Exercise brief: Word for word, repeat the entries, minus the pictures.

(Data excerpts)
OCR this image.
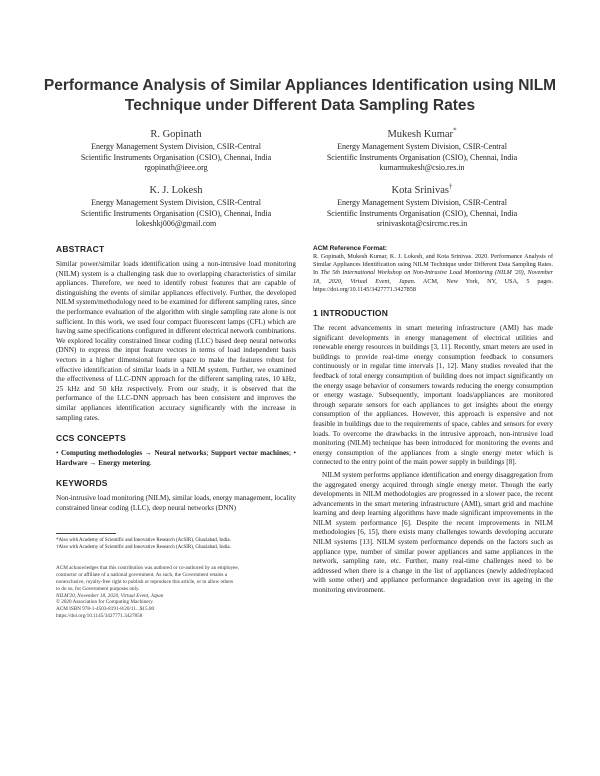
Performance Analysis of Similar Appliances Identification using NILM Technique under Different Data Sampling Rates
R. Gopinath
Energy Management System Division, CSIR-Central
Scientific Instruments Organisation (CSIO), Chennai, India
rgopinath@ieee.org
Mukesh Kumar*
Energy Management System Division, CSIR-Central
Scientific Instruments Organisation (CSIO), Chennai, India
kumarmukesh@csio.res.in
K. J. Lokesh
Energy Management System Division, CSIR-Central
Scientific Instruments Organisation (CSIO), Chennai, India
lokeshkj006@gmail.com
Kota Srinivas†
Energy Management System Division, CSIR-Central
Scientific Instruments Organisation (CSIO), Chennai, India
srinivaskota@csircmc.res.in
ABSTRACT

Similar power/similar loads identification using a non-intrusive load monitoring (NILM) system is a challenging task due to overlapping characteristics of similar appliances. Therefore, we need to identify robust features that are capable of distinguishing the events of similar appliances effectively. Further, the developed NILM system/methodology need to be examined for different sampling rates, since the performance evaluation of the algorithm with single sampling rate alone is not sufficient. In this work, we used four compact fluorescent lamps (CFL) which are having same specifications configured in different electrical network combinations. We explored locality constrained linear coding (LLC) based deep neural networks (DNN) to express the input feature vectors in terms of load independent basis vectors in a higher dimensional feature space to make the features robust for effective identification of similar loads in a NILM system. Further, we examined the effectiveness of LLC-DNN approach for the different sampling rates, 10 kHz, 25 kHz and 50 kHz respectively. From our study, it is observed that the performance of the LLC-DNN approach has been consistent and improves the similar appliances identification accuracy significantly with the increase in sampling rates.

CCS CONCEPTS

• Computing methodologies → Neural networks; Support vector machines; • Hardware → Energy metering.

KEYWORDS

Non-intrusive load monitoring (NILM), similar loads, energy management, locality constrained linear coding (LLC), deep neural networks (DNN)

*Also with Academy of Scientific and Innovative Research (AcSIR), Ghaziabad, India.
†Also with Academy of Scientific and Innovative Research (AcSIR), Ghaziabad, India.
ACM acknowledges that this contribution was authored or co-authored by an employee,
contractor or affiliate of a national government. As such, the Government retains a
nonexclusive, royalty-free right to publish or reproduce this article, or to allow others
to do so, for Government purposes only.
NILM'20, November 18, 2020, Virtual Event, Japan
© 2020 Association for Computing Machinery.
ACM ISBN 978-1-4503-8191-8/20/11...$15.00
https://doi.org/10.1145/3427771.3427858
ACM Reference Format:

R. Gopinath, Mukesh Kumar, K. J. Lokesh, and Kota Srinivas. 2020. Performance Analysis of Similar Appliances Identification using NILM Technique under Different Data Sampling Rates. In The 5th International Workshop on Non-Intrusive Load Monitoring (NILM '20), November 18, 2020, Virtual Event, Japan. ACM, New York, NY, USA, 5 pages. https://doi.org/10.1145/3427771.3427858

1 INTRODUCTION

The recent advancements in smart metering infrastructure (AMI) has made significant developments in energy management of electrical utilities and renewable energy resources in buildings [3, 11]. Recently, smart meters are used in buildings to provide real-time energy consumption feedback to consumers continuously or in regular time intervals [1, 12]. Many studies revealed that the feedback of total energy consumption of building does not impact significantly on the energy usage behavior of consumers towards reducing the energy consumption or energy wastage. Subsequently, important loads/appliances are monitored through separate sensors for each appliances to get insights about the energy consumption of the appliances. However, this approach is expensive and not feasible in buildings due to the requirements of space, cables and sensors for every loads. To overcome the drawbacks in the intrusive approach, non-intrusive load monitoring (NILM) technique has been introduced for monitoring the events and energy consumption of the appliances from a single energy meter which is connected to the entry point of the main power supply in buildings [8].

NILM system performs appliance identification and energy disaggregation from the aggregated energy acquired through single energy meter. Though the early developments in NILM methodologies are progressed in a slower pace, the recent advancements in the smart metering infrastructure (AMI), smart grid and machine learning and deep learning algorithms have made significant improvements in the NILM system performance [6]. Despite the recent improvements in NILM methodologies [6, 15], there exists many challenges towards developing accurate NILM systems [13]. NILM system performance depends on the factors such as appliance type, number of similar power appliances and same appliances in the network, sampling rate, etc. Further, many real-time challenges need to be addressed when there is a change in the list of appliances (newly added/replaced with some other) and appliance performance degradation over its ageing in the monitoring environment.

Task answer:
OCR this image.
Performance Analysis of Similar Appliances Identification using NILM Technique under Different Data Sampling Rates
R. Gopinath
Energy Management System Division, CSIR-Central
Scientific Instruments Organisation (CSIO), Chennai, India
rgopinath@ieee.org
Mukesh Kumar*
Energy Management System Division, CSIR-Central
Scientific Instruments Organisation (CSIO), Chennai, India
kumarmukesh@csio.res.in
K. J. Lokesh
Energy Management System Division, CSIR-Central
Scientific Instruments Organisation (CSIO), Chennai, India
lokeshkj006@gmail.com
Kota Srinivas†
Energy Management System Division, CSIR-Central
Scientific Instruments Organisation (CSIO), Chennai, India
srinivaskota@csircmc.res.in
ABSTRACT

Similar power/similar loads identification using a non-intrusive load monitoring (NILM) system is a challenging task due to overlapping characteristics of similar appliances. Therefore, we need to identify robust features that are capable of distinguishing the events of similar appliances effectively. Further, the developed NILM system/methodology need to be examined for different sampling rates, since the performance evaluation of the algorithm with single sampling rate alone is not sufficient. In this work, we used four compact fluorescent lamps (CFL) which are having same specifications configured in different electrical network combinations. We explored locality constrained linear coding (LLC) based deep neural networks (DNN) to express the input feature vectors in terms of load independent basis vectors in a higher dimensional feature space to make the features robust for effective identification of similar loads in a NILM system. Further, we examined the effectiveness of LLC-DNN approach for the different sampling rates, 10 kHz, 25 kHz and 50 kHz respectively. From our study, it is observed that the performance of the LLC-DNN approach has been consistent and improves the similar appliances identification accuracy significantly with the increase in sampling rates.

CCS CONCEPTS

• Computing methodologies → Neural networks; Support vector machines; • Hardware → Energy metering.

KEYWORDS

Non-intrusive load monitoring (NILM), similar loads, energy management, locality constrained linear coding (LLC), deep neural networks (DNN)

*Also with Academy of Scientific and Innovative Research (AcSIR), Ghaziabad, India.
†Also with Academy of Scientific and Innovative Research (AcSIR), Ghaziabad, India.
ACM acknowledges that this contribution was authored or co-authored by an employee,
contractor or affiliate of a national government. As such, the Government retains a
nonexclusive, royalty-free right to publish or reproduce this article, or to allow others
to do so, for Government purposes only.
NILM'20, November 18, 2020, Virtual Event, Japan
© 2020 Association for Computing Machinery.
ACM ISBN 978-1-4503-8191-8/20/11...$15.00
https://doi.org/10.1145/3427771.3427858
ACM Reference Format:

R. Gopinath, Mukesh Kumar, K. J. Lokesh, and Kota Srinivas. 2020. Performance Analysis of Similar Appliances Identification using NILM Technique under Different Data Sampling Rates. In The 5th International Workshop on Non-Intrusive Load Monitoring (NILM '20), November 18, 2020, Virtual Event, Japan. ACM, New York, NY, USA, 5 pages. https://doi.org/10.1145/3427771.3427858

1 INTRODUCTION

The recent advancements in smart metering infrastructure (AMI) has made significant developments in energy management of electrical utilities and renewable energy resources in buildings [3, 11]. Recently, smart meters are used in buildings to provide real-time energy consumption feedback to consumers continuously or in regular time intervals [1, 12]. Many studies revealed that the feedback of total energy consumption of building does not impact significantly on the energy usage behavior of consumers towards reducing the energy consumption or energy wastage. Subsequently, important loads/appliances are monitored through separate sensors for each appliances to get insights about the energy consumption of the appliances. However, this approach is expensive and not feasible in buildings due to the requirements of space, cables and sensors for every loads. To overcome the drawbacks in the intrusive approach, non-intrusive load monitoring (NILM) technique has been introduced for monitoring the events and energy consumption of the appliances from a single energy meter which is connected to the entry point of the main power supply in buildings [8].

NILM system performs appliance identification and energy disaggregation from the aggregated energy acquired through single energy meter. Though the early developments in NILM methodologies are progressed in a slower pace, the recent advancements in the smart metering infrastructure (AMI), smart grid and machine learning and deep learning algorithms have made significant improvements in the NILM system performance [6]. Despite the recent improvements in NILM methodologies [6, 15], there exists many challenges towards developing accurate NILM systems [13]. NILM system performance depends on the factors such as appliance type, number of similar power appliances and same appliances in the network, sampling rate, etc. Further, many real-time challenges need to be addressed when there is a change in the list of appliances (newly added/replaced with some other) and appliance performance degradation over its ageing in the monitoring environment.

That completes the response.